● Material provided:
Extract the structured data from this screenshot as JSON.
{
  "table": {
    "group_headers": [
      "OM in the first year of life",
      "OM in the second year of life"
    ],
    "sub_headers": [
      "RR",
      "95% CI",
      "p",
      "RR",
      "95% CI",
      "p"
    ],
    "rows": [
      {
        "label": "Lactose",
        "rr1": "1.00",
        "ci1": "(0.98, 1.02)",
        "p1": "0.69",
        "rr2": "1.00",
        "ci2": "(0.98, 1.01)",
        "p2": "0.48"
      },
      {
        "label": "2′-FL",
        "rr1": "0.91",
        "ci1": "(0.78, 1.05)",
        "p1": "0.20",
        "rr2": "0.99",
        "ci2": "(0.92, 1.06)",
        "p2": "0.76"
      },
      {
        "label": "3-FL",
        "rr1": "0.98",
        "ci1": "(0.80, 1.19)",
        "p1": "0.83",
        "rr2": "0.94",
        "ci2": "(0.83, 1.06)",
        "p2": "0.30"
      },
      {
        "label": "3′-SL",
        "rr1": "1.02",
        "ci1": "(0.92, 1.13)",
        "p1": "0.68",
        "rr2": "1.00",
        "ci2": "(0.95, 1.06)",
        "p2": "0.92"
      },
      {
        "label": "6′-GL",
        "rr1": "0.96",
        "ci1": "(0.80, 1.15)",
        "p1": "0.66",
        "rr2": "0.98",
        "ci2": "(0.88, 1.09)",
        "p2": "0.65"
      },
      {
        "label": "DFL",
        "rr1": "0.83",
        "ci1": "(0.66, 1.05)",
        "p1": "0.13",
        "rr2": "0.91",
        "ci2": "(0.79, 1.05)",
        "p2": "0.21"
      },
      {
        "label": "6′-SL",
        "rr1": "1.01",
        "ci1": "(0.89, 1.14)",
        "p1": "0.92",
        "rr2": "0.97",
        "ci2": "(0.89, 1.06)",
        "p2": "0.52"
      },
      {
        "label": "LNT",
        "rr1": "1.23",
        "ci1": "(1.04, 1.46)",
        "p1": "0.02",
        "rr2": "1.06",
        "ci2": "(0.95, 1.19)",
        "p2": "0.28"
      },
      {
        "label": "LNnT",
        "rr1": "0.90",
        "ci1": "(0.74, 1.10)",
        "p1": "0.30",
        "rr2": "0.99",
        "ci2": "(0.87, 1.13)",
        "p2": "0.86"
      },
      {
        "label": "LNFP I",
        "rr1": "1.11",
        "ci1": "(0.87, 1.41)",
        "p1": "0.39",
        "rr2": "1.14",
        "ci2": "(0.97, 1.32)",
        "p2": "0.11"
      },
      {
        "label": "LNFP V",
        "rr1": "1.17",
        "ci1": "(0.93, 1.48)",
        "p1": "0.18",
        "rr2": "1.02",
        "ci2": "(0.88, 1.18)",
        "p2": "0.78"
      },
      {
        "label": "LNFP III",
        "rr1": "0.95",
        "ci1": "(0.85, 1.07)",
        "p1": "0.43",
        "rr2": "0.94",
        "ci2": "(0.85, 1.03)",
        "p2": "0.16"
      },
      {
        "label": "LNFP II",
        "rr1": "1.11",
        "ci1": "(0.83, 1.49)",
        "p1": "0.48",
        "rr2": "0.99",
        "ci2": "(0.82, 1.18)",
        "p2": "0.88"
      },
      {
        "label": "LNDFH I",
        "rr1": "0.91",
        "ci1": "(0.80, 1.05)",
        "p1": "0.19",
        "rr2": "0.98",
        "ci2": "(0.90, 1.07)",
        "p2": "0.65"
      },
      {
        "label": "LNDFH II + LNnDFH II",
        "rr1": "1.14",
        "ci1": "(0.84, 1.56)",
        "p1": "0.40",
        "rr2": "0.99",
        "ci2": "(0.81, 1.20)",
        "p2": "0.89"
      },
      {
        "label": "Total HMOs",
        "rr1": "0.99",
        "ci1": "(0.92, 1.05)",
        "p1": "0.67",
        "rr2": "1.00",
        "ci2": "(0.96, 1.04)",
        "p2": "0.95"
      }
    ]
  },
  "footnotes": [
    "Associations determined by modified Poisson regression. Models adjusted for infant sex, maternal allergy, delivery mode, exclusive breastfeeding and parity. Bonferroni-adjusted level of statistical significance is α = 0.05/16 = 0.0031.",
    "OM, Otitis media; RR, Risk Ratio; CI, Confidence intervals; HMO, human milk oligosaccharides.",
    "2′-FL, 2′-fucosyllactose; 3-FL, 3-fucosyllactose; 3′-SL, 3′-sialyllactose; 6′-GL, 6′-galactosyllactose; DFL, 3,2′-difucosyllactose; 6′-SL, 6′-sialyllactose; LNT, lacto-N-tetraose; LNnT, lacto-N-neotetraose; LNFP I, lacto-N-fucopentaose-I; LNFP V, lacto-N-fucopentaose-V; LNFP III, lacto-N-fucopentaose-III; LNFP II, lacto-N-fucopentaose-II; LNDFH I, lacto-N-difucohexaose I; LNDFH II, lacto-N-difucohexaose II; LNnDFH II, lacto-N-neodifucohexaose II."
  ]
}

● The problem: From the data above, pick out each line containing "LNnDFH" and copy it.

● Result below:
        "label": "LNDFH II + LNnDFH II",
    "2′-FL, 2′-fucosyllactose; 3-FL, 3-fucosyllactose; 3′-SL, 3′-sialyllactose; 6′-GL, 6′-galactosyllactose; DFL, 3,2′-difucosyllactose; 6′-SL, 6′-sialyllactose; LNT, lacto-N-tetraose; LNnT, lacto-N-neotetraose; LNFP I, lacto-N-fucopentaose-I; LNFP V, lacto-N-fucopentaose-V; LNFP III, lacto-N-fucopentaose-III; LNFP II, lacto-N-fucopentaose-II; LNDFH I, lacto-N-difucohexaose I; LNDFH II, lacto-N-difucohexaose II; LNnDFH II, lacto-N-neodifucohexaose II."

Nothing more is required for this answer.